THE TASK - How many lines in the entries below contain "échange"? Answer with the number only.

GIVEN RECORDS -
________________________

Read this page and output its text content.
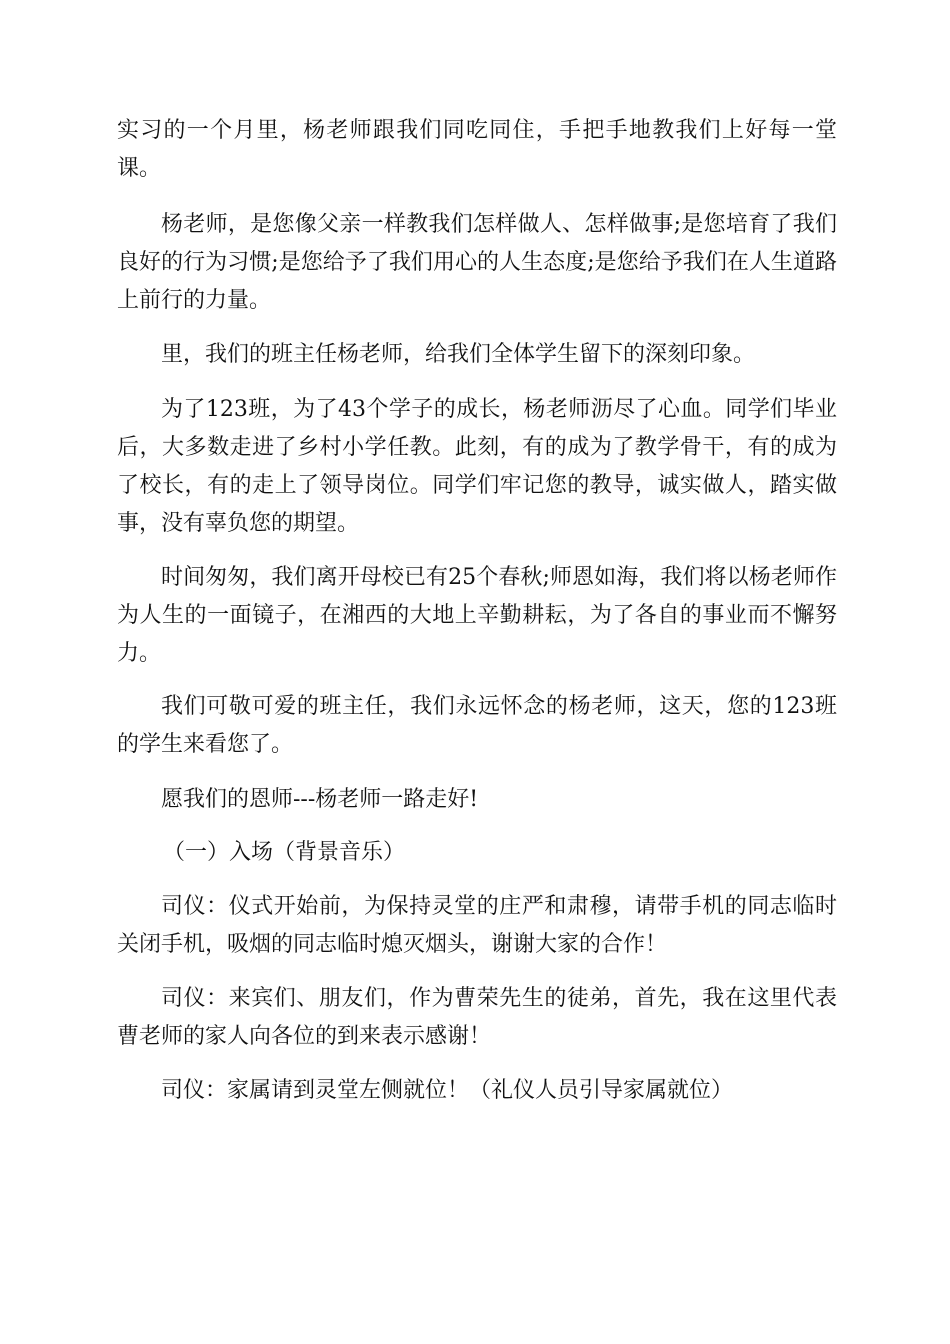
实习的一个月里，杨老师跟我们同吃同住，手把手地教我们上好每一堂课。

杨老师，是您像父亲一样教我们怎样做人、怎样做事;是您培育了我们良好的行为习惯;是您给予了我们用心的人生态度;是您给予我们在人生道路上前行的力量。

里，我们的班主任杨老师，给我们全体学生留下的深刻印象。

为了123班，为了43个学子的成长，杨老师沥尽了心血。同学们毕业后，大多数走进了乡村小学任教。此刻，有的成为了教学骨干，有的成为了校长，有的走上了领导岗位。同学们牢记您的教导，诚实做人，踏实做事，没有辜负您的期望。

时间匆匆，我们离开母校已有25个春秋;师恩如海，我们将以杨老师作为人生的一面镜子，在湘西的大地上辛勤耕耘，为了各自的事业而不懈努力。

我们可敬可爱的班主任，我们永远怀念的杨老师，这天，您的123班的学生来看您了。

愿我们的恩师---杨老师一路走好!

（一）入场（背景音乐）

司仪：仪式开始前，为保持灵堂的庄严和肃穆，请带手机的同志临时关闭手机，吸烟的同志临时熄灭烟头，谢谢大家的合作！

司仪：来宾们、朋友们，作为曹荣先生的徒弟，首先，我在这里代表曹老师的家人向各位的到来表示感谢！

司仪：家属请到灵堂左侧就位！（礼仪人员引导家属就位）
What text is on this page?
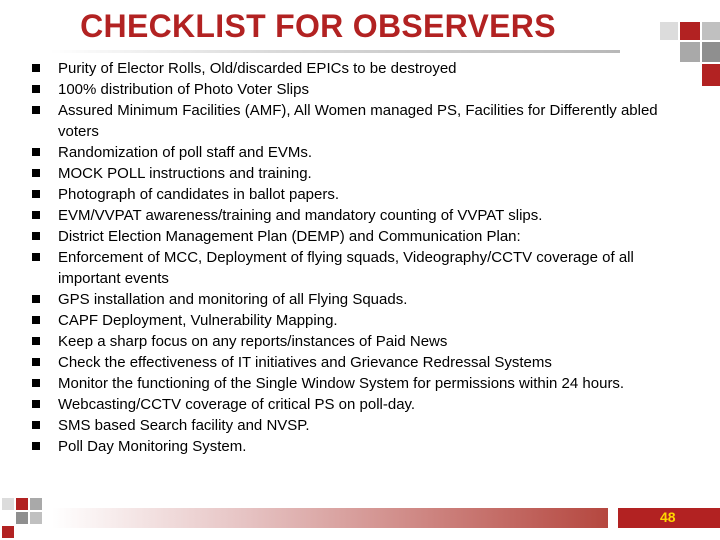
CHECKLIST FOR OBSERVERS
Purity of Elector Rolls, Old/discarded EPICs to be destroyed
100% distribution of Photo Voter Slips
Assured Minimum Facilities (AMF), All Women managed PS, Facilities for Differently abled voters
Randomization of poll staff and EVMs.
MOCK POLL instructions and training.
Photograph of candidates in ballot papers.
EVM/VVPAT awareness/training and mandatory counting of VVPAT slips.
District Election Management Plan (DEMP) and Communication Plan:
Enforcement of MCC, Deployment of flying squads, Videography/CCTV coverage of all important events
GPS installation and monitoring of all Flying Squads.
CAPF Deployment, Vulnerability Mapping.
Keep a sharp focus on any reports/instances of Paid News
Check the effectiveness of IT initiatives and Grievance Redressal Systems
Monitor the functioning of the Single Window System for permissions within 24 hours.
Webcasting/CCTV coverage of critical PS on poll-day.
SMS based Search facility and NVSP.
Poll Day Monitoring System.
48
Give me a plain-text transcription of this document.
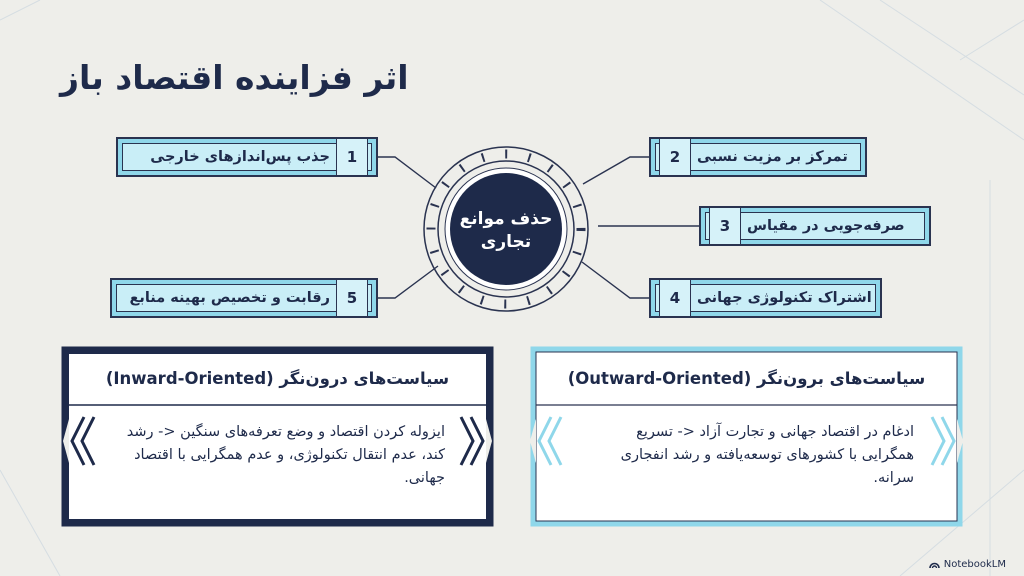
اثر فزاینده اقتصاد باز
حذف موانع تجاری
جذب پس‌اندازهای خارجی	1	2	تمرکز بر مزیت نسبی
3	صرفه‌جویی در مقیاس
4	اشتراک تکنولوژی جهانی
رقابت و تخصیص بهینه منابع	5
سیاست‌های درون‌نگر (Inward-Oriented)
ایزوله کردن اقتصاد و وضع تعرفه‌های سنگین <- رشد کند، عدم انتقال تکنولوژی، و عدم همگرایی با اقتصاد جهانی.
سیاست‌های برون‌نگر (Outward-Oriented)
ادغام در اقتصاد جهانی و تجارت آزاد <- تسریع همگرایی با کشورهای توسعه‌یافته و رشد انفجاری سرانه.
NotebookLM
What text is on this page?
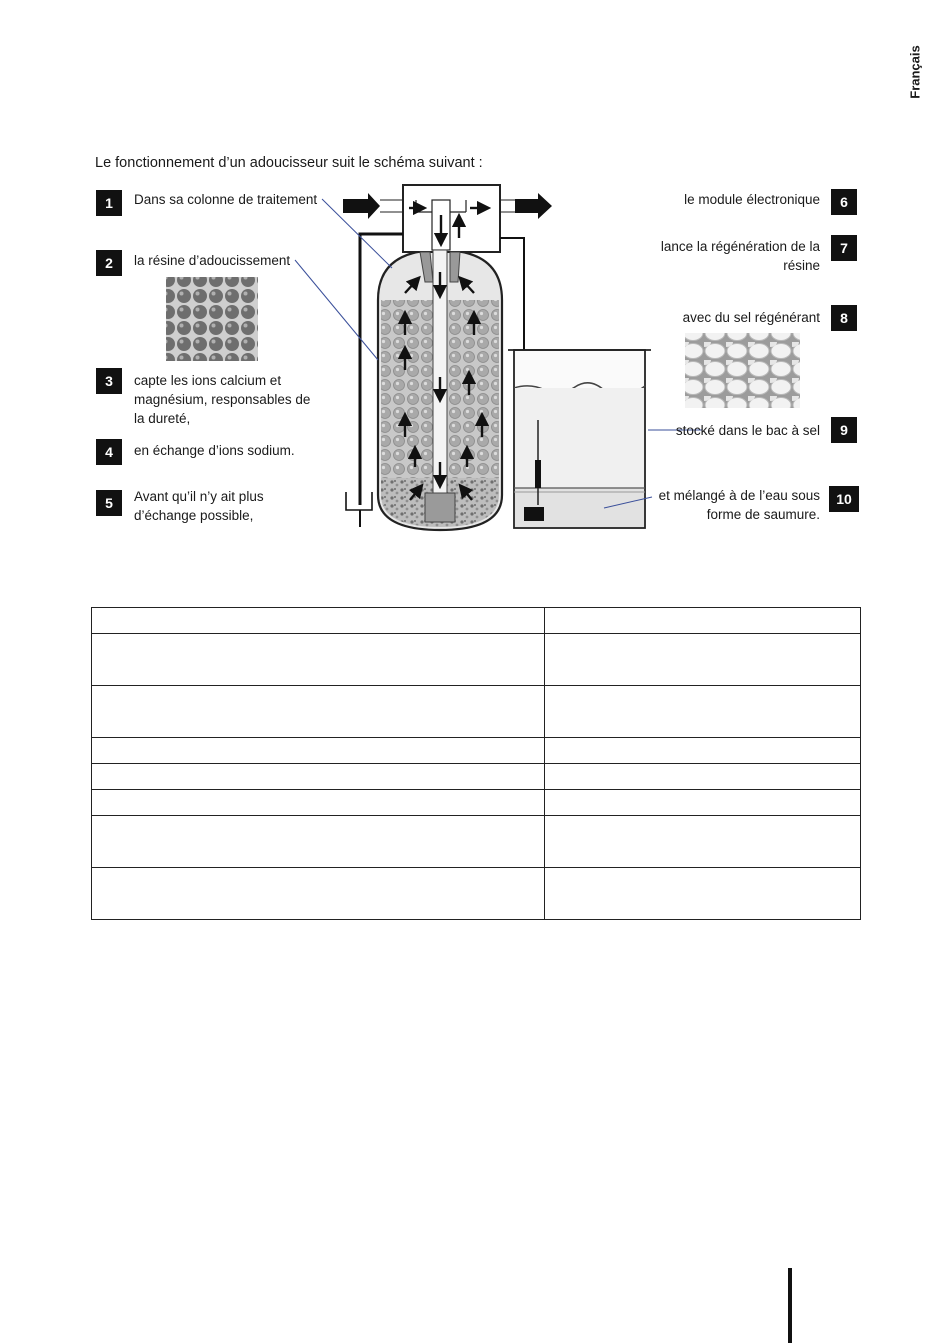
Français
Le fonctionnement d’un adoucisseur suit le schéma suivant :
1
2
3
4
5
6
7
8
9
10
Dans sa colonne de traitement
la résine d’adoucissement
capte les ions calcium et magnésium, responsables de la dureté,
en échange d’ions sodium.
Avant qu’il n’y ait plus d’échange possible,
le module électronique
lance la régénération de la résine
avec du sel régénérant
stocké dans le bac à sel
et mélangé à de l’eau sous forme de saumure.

________________________

COMPLETE ANSWER - 2